→ **TO BE DONE**:
Look through the material below for "MNTUSDT". Copy every line that contains it.

_ _ _ _

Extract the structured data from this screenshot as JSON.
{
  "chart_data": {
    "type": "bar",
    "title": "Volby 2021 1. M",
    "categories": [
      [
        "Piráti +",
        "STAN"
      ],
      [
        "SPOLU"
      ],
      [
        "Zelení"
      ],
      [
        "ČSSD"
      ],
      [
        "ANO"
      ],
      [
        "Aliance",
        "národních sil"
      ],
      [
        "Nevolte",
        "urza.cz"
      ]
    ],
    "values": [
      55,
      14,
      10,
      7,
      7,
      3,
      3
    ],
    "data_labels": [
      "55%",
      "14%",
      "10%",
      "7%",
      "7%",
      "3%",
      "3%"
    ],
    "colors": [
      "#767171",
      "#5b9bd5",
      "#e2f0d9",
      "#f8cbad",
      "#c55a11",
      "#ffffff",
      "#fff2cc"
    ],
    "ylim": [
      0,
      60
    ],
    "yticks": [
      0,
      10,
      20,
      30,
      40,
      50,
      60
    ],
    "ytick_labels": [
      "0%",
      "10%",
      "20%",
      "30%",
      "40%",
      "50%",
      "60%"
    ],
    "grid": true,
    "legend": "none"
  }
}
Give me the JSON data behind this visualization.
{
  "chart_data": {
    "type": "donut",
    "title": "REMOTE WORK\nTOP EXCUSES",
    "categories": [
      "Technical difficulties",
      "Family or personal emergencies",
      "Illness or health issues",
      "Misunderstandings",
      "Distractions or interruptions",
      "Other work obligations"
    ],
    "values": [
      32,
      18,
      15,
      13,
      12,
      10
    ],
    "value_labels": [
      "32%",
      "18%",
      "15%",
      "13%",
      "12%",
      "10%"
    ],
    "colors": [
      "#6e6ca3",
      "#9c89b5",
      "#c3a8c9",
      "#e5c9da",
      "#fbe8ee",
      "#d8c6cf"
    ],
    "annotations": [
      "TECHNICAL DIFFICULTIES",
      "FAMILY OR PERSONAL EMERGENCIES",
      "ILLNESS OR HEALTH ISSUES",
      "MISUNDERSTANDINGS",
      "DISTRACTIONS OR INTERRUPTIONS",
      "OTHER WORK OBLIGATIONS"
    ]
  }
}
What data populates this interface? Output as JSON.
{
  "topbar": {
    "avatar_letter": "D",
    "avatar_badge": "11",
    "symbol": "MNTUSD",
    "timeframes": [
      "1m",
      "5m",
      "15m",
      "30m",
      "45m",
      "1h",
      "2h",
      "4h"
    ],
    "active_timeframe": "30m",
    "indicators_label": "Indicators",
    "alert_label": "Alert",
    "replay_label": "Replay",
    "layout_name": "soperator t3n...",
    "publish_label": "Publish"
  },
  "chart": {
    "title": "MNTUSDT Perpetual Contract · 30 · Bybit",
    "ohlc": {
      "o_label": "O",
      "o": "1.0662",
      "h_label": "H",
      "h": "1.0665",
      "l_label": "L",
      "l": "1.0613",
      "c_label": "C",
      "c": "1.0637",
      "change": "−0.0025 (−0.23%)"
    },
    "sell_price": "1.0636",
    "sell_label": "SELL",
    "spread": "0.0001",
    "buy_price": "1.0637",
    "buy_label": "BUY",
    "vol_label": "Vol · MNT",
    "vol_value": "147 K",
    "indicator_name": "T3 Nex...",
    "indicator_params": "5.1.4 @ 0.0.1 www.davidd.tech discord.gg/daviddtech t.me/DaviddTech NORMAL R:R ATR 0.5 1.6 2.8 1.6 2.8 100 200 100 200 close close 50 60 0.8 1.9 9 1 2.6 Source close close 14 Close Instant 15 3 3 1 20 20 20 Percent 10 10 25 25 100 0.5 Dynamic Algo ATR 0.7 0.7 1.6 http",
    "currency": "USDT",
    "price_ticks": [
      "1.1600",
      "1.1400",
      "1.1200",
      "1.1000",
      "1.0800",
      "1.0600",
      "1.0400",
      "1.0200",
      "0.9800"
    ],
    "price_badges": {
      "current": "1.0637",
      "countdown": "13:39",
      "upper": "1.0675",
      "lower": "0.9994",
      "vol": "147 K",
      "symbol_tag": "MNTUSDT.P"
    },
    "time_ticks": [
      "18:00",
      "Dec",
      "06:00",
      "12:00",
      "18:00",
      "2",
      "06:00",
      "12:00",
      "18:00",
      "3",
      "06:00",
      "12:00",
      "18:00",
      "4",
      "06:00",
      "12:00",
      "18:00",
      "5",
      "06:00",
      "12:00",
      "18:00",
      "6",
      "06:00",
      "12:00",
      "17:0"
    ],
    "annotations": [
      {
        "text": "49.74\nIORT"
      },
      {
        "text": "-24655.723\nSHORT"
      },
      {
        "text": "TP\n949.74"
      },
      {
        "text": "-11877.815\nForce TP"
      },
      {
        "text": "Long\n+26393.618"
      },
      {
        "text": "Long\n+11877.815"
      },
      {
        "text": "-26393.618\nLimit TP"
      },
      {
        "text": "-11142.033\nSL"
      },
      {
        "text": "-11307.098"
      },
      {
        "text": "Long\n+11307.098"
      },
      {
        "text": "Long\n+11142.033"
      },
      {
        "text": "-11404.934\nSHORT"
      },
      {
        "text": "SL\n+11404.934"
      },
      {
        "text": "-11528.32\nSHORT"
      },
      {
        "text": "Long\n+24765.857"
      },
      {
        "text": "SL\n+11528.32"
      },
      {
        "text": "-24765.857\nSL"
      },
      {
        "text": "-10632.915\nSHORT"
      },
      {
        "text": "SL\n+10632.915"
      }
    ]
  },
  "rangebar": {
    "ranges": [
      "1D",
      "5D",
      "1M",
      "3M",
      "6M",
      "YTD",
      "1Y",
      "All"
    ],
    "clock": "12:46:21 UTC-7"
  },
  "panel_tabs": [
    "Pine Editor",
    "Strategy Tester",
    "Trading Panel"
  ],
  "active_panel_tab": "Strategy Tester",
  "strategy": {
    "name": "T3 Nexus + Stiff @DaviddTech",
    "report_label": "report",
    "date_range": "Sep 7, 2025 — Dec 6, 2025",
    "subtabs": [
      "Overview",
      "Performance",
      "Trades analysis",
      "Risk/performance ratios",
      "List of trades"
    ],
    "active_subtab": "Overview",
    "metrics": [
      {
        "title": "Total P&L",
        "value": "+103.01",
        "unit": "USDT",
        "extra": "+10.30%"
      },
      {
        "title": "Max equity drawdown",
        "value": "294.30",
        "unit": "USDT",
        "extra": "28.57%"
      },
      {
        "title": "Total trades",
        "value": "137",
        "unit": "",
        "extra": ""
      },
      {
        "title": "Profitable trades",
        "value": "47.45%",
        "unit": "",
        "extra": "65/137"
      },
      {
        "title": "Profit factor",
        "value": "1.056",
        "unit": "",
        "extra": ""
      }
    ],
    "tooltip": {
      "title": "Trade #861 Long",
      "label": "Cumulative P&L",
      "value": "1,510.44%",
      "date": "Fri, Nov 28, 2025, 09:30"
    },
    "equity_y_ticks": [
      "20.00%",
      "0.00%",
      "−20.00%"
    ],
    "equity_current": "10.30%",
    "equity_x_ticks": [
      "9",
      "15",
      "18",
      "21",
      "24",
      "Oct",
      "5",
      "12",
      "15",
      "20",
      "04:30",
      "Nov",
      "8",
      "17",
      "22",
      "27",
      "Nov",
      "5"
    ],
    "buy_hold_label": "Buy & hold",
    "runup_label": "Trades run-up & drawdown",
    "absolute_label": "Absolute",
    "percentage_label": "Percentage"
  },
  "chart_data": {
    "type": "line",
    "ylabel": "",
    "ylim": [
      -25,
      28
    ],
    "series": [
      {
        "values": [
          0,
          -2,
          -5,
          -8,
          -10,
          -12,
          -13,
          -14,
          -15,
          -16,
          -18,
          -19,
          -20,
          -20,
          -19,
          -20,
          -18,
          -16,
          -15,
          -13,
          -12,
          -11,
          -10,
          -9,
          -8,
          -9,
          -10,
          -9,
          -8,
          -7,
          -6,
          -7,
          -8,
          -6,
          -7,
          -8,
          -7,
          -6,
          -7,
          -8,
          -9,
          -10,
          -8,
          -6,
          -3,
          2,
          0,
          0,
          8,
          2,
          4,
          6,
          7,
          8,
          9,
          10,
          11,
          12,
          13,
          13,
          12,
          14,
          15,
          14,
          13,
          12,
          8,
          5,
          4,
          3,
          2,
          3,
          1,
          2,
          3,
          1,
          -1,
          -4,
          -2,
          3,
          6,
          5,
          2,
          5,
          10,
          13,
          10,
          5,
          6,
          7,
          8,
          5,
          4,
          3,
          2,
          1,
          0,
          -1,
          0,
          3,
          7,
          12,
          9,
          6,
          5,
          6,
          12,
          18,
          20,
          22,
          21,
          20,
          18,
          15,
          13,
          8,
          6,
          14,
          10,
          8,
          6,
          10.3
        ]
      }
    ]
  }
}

_ _ _ _

→ **ANSWER BELOW**:
    "title": "MNTUSDT Perpetual Contract · 30 · Bybit",
      "symbol_tag": "MNTUSDT.P"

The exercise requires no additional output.